(DO THIS): Copy every record below, exactly as written.

(SUPPLIED ENTRIES):

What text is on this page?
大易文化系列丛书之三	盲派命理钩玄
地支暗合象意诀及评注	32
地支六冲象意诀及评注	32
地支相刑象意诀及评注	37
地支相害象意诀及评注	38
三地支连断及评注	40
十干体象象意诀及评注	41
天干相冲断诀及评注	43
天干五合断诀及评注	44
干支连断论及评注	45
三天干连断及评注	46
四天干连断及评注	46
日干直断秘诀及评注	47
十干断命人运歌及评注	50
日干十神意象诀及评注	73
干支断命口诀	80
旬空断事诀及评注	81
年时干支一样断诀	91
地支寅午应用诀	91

(RESULT OF THIS EXERCISE):
What text is on this page?
大易文化系列丛书之三	盲派命理钩玄
地支暗合象意诀及评注	32
地支六冲象意诀及评注	32
地支相刑象意诀及评注	37
地支相害象意诀及评注	38
三地支连断及评注	40
十干体象象意诀及评注	41
天干相冲断诀及评注	43
天干五合断诀及评注	44
干支连断论及评注	45
三天干连断及评注	46
四天干连断及评注	46
日干直断秘诀及评注	47
十干断命人运歌及评注	50
日干十神意象诀及评注	73
干支断命口诀	80
旬空断事诀及评注	81
年时干支一样断诀	91
地支寅午应用诀	91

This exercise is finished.